Exactly reproduce each record listed below.

· · · ·

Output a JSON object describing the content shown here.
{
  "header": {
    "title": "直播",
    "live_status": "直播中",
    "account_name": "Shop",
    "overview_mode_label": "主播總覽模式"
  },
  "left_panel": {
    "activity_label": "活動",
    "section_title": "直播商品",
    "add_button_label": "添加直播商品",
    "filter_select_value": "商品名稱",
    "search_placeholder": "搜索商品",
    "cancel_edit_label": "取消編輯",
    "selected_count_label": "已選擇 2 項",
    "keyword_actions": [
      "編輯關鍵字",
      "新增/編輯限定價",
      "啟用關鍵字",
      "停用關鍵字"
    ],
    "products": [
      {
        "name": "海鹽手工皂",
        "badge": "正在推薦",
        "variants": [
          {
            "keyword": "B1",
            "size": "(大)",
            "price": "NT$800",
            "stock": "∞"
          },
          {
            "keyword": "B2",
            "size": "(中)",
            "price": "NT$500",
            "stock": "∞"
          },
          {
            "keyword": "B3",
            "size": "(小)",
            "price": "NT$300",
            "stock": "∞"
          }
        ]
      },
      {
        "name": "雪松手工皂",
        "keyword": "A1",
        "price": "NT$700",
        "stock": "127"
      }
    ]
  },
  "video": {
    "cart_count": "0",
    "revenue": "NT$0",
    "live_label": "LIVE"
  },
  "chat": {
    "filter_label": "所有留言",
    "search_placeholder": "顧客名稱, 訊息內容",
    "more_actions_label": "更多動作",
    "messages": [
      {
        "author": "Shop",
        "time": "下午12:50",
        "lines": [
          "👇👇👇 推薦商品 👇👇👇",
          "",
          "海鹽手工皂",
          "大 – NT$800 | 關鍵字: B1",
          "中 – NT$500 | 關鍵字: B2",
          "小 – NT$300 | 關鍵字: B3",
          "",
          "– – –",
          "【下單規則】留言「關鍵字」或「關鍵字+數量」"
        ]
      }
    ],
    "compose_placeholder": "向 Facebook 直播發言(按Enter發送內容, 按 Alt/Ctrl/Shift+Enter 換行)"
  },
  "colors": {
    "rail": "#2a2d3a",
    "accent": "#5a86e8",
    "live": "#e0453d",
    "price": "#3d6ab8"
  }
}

· · · ·

[Solution for this problem]:
Output a JSON object describing the content shown here.
{
  "header": {
    "title": "直播",
    "live_status": "直播中",
    "account_name": "Shop",
    "overview_mode_label": "主播總覽模式"
  },
  "left_panel": {
    "activity_label": "活動",
    "section_title": "直播商品",
    "add_button_label": "添加直播商品",
    "filter_select_value": "商品名稱",
    "search_placeholder": "搜索商品",
    "cancel_edit_label": "取消編輯",
    "selected_count_label": "已選擇 2 項",
    "keyword_actions": [
      "編輯關鍵字",
      "新增/編輯限定價",
      "啟用關鍵字",
      "停用關鍵字"
    ],
    "products": [
      {
        "name": "海鹽手工皂",
        "badge": "正在推薦",
        "variants": [
          {
            "keyword": "B1",
            "size": "(大)",
            "price": "NT$800",
            "stock": "∞"
          },
          {
            "keyword": "B2",
            "size": "(中)",
            "price": "NT$500",
            "stock": "∞"
          },
          {
            "keyword": "B3",
            "size": "(小)",
            "price": "NT$300",
            "stock": "∞"
          }
        ]
      },
      {
        "name": "雪松手工皂",
        "keyword": "A1",
        "price": "NT$700",
        "stock": "127"
      }
    ]
  },
  "video": {
    "cart_count": "0",
    "revenue": "NT$0",
    "live_label": "LIVE"
  },
  "chat": {
    "filter_label": "所有留言",
    "search_placeholder": "顧客名稱, 訊息內容",
    "more_actions_label": "更多動作",
    "messages": [
      {
        "author": "Shop",
        "time": "下午12:50",
        "lines": [
          "👇👇👇 推薦商品 👇👇👇",
          "",
          "海鹽手工皂",
          "大 – NT$800 | 關鍵字: B1",
          "中 – NT$500 | 關鍵字: B2",
          "小 – NT$300 | 關鍵字: B3",
          "",
          "– – –",
          "【下單規則】留言「關鍵字」或「關鍵字+數量」"
        ]
      }
    ],
    "compose_placeholder": "向 Facebook 直播發言(按Enter發送內容, 按 Alt/Ctrl/Shift+Enter 換行)"
  },
  "colors": {
    "rail": "#2a2d3a",
    "accent": "#5a86e8",
    "live": "#e0453d",
    "price": "#3d6ab8"
  }
}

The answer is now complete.